GIVEN EXERCISE: In the entries below, find every line holding the string "about" and collect it.

Recorded data
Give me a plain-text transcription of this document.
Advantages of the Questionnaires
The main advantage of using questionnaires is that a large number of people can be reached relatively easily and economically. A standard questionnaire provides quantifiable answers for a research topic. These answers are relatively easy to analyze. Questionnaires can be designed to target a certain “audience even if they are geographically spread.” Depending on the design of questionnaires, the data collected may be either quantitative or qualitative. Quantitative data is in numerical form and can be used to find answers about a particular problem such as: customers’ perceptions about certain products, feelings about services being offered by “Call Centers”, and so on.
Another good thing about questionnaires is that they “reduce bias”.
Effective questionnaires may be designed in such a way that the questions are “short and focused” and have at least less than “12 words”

TASK ANSWER:
The main advantage of using questionnaires is that a large number of people can be reached relatively easily and economically. A standard questionnaire provides quantifiable answers for a research topic. These answers are relatively easy to analyze. Questionnaires can be designed to target a certain “audience even if they are geographically spread.” Depending on the design of questionnaires, the data collected may be either quantitative or qualitative. Quantitative data is in numerical form and can be used to find answers about a particular problem such as: customers’ perceptions about certain products, feelings about services being offered by “Call Centers”, and so on.
Another good thing about questionnaires is that they “reduce bias”.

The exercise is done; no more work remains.